A run of records
# # #

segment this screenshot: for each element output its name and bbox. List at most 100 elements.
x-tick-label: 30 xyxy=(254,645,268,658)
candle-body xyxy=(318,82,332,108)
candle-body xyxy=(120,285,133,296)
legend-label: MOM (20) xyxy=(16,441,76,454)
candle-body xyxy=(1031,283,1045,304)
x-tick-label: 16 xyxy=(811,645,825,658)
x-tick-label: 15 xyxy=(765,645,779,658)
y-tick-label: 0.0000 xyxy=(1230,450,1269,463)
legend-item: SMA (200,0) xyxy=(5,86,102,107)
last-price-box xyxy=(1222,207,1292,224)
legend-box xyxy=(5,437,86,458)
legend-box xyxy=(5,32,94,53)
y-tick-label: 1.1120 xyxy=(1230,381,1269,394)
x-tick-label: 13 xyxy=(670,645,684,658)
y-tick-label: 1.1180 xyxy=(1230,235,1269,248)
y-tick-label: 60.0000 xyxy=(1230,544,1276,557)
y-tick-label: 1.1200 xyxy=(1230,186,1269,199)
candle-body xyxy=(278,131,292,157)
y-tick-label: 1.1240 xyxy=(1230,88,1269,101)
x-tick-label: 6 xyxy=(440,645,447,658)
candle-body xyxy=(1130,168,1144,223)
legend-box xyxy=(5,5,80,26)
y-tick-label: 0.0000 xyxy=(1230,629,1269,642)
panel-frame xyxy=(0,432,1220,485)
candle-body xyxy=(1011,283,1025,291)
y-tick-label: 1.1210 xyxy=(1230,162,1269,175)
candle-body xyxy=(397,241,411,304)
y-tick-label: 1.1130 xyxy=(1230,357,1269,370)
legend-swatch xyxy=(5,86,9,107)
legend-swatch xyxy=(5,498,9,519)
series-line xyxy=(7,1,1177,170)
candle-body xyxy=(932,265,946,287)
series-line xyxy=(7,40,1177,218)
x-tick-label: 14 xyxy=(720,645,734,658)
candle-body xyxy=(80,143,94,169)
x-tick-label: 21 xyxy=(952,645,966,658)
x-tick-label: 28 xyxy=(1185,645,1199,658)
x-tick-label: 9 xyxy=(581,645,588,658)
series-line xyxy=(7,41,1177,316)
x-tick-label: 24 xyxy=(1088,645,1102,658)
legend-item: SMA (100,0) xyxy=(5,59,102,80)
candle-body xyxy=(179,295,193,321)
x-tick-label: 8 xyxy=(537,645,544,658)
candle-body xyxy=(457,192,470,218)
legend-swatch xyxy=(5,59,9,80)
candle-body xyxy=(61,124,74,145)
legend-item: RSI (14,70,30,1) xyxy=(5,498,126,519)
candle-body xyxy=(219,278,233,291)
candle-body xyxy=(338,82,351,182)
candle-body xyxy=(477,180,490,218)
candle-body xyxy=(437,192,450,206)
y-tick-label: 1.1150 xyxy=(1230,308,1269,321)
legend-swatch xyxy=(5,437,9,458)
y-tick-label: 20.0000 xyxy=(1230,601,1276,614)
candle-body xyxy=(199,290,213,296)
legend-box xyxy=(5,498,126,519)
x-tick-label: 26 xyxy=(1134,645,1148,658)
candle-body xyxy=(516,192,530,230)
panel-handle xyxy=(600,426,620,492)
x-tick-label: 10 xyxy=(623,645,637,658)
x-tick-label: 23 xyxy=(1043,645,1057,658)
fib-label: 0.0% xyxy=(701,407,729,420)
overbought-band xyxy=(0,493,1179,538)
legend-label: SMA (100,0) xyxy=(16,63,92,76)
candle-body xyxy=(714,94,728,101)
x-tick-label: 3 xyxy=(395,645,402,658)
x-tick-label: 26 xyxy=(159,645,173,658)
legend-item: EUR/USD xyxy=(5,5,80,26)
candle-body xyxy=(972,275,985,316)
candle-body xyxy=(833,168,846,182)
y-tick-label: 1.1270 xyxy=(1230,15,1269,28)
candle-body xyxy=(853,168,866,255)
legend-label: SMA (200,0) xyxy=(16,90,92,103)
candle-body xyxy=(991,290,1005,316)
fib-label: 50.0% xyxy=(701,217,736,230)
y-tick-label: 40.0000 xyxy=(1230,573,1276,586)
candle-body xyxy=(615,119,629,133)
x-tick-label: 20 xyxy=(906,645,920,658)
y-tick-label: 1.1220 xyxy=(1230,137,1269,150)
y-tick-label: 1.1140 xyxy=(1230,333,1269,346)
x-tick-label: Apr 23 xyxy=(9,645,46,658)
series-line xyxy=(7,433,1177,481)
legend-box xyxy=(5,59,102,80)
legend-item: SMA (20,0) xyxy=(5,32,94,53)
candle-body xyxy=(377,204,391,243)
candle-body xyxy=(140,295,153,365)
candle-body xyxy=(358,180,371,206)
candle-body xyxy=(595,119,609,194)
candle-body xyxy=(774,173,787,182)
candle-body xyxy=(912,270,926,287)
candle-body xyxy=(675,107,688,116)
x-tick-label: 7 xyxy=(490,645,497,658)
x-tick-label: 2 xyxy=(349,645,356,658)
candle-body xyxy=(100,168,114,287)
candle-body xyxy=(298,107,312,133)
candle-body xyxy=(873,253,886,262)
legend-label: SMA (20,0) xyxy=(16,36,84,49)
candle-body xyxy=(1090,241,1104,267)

# # #

**PROMPT:** Print the lines of this listing again with no changes.

**COMPLETE OUTPUT:**
segment this screenshot: for each element output its name and bbox. List at most 100 elements.
x-tick-label: 30 xyxy=(254,645,268,658)
candle-body xyxy=(318,82,332,108)
candle-body xyxy=(120,285,133,296)
legend-label: MOM (20) xyxy=(16,441,76,454)
candle-body xyxy=(1031,283,1045,304)
x-tick-label: 16 xyxy=(811,645,825,658)
x-tick-label: 15 xyxy=(765,645,779,658)
y-tick-label: 0.0000 xyxy=(1230,450,1269,463)
legend-item: SMA (200,0) xyxy=(5,86,102,107)
last-price-box xyxy=(1222,207,1292,224)
legend-box xyxy=(5,437,86,458)
legend-box xyxy=(5,32,94,53)
y-tick-label: 1.1120 xyxy=(1230,381,1269,394)
x-tick-label: 13 xyxy=(670,645,684,658)
y-tick-label: 1.1180 xyxy=(1230,235,1269,248)
y-tick-label: 60.0000 xyxy=(1230,544,1276,557)
y-tick-label: 1.1200 xyxy=(1230,186,1269,199)
candle-body xyxy=(278,131,292,157)
y-tick-label: 1.1240 xyxy=(1230,88,1269,101)
x-tick-label: 6 xyxy=(440,645,447,658)
candle-body xyxy=(1130,168,1144,223)
legend-box xyxy=(5,5,80,26)
y-tick-label: 0.0000 xyxy=(1230,629,1269,642)
panel-frame xyxy=(0,432,1220,485)
candle-body xyxy=(1011,283,1025,291)
y-tick-label: 1.1210 xyxy=(1230,162,1269,175)
candle-body xyxy=(397,241,411,304)
y-tick-label: 1.1130 xyxy=(1230,357,1269,370)
legend-swatch xyxy=(5,86,9,107)
legend-swatch xyxy=(5,498,9,519)
series-line xyxy=(7,1,1177,170)
candle-body xyxy=(932,265,946,287)
series-line xyxy=(7,40,1177,218)
x-tick-label: 14 xyxy=(720,645,734,658)
candle-body xyxy=(80,143,94,169)
x-tick-label: 21 xyxy=(952,645,966,658)
x-tick-label: 28 xyxy=(1185,645,1199,658)
x-tick-label: 9 xyxy=(581,645,588,658)
series-line xyxy=(7,41,1177,316)
x-tick-label: 24 xyxy=(1088,645,1102,658)
legend-item: SMA (100,0) xyxy=(5,59,102,80)
candle-body xyxy=(179,295,193,321)
x-tick-label: 8 xyxy=(537,645,544,658)
candle-body xyxy=(457,192,470,218)
legend-swatch xyxy=(5,59,9,80)
candle-body xyxy=(61,124,74,145)
legend-item: RSI (14,70,30,1) xyxy=(5,498,126,519)
candle-body xyxy=(219,278,233,291)
candle-body xyxy=(338,82,351,182)
candle-body xyxy=(477,180,490,218)
candle-body xyxy=(437,192,450,206)
y-tick-label: 1.1150 xyxy=(1230,308,1269,321)
legend-swatch xyxy=(5,437,9,458)
y-tick-label: 20.0000 xyxy=(1230,601,1276,614)
candle-body xyxy=(199,290,213,296)
legend-box xyxy=(5,498,126,519)
x-tick-label: 26 xyxy=(1134,645,1148,658)
candle-body xyxy=(516,192,530,230)
panel-handle xyxy=(600,426,620,492)
x-tick-label: 10 xyxy=(623,645,637,658)
x-tick-label: 23 xyxy=(1043,645,1057,658)
fib-label: 0.0% xyxy=(701,407,729,420)
overbought-band xyxy=(0,493,1179,538)
legend-label: SMA (100,0) xyxy=(16,63,92,76)
candle-body xyxy=(714,94,728,101)
x-tick-label: 3 xyxy=(395,645,402,658)
x-tick-label: 26 xyxy=(159,645,173,658)
legend-item: EUR/USD xyxy=(5,5,80,26)
candle-body xyxy=(972,275,985,316)
candle-body xyxy=(833,168,846,182)
y-tick-label: 1.1270 xyxy=(1230,15,1269,28)
candle-body xyxy=(853,168,866,255)
legend-label: SMA (200,0) xyxy=(16,90,92,103)
candle-body xyxy=(991,290,1005,316)
fib-label: 50.0% xyxy=(701,217,736,230)
y-tick-label: 40.0000 xyxy=(1230,573,1276,586)
candle-body xyxy=(615,119,629,133)
x-tick-label: 20 xyxy=(906,645,920,658)
y-tick-label: 1.1220 xyxy=(1230,137,1269,150)
y-tick-label: 1.1140 xyxy=(1230,333,1269,346)
x-tick-label: Apr 23 xyxy=(9,645,46,658)
series-line xyxy=(7,433,1177,481)
legend-box xyxy=(5,59,102,80)
legend-item: SMA (20,0) xyxy=(5,32,94,53)
candle-body xyxy=(377,204,391,243)
candle-body xyxy=(140,295,153,365)
candle-body xyxy=(358,180,371,206)
candle-body xyxy=(595,119,609,194)
candle-body xyxy=(774,173,787,182)
candle-body xyxy=(912,270,926,287)
candle-body xyxy=(675,107,688,116)
x-tick-label: 7 xyxy=(490,645,497,658)
x-tick-label: 2 xyxy=(349,645,356,658)
candle-body xyxy=(100,168,114,287)
candle-body xyxy=(298,107,312,133)
candle-body xyxy=(873,253,886,262)
legend-label: SMA (20,0) xyxy=(16,36,84,49)
candle-body xyxy=(1090,241,1104,267)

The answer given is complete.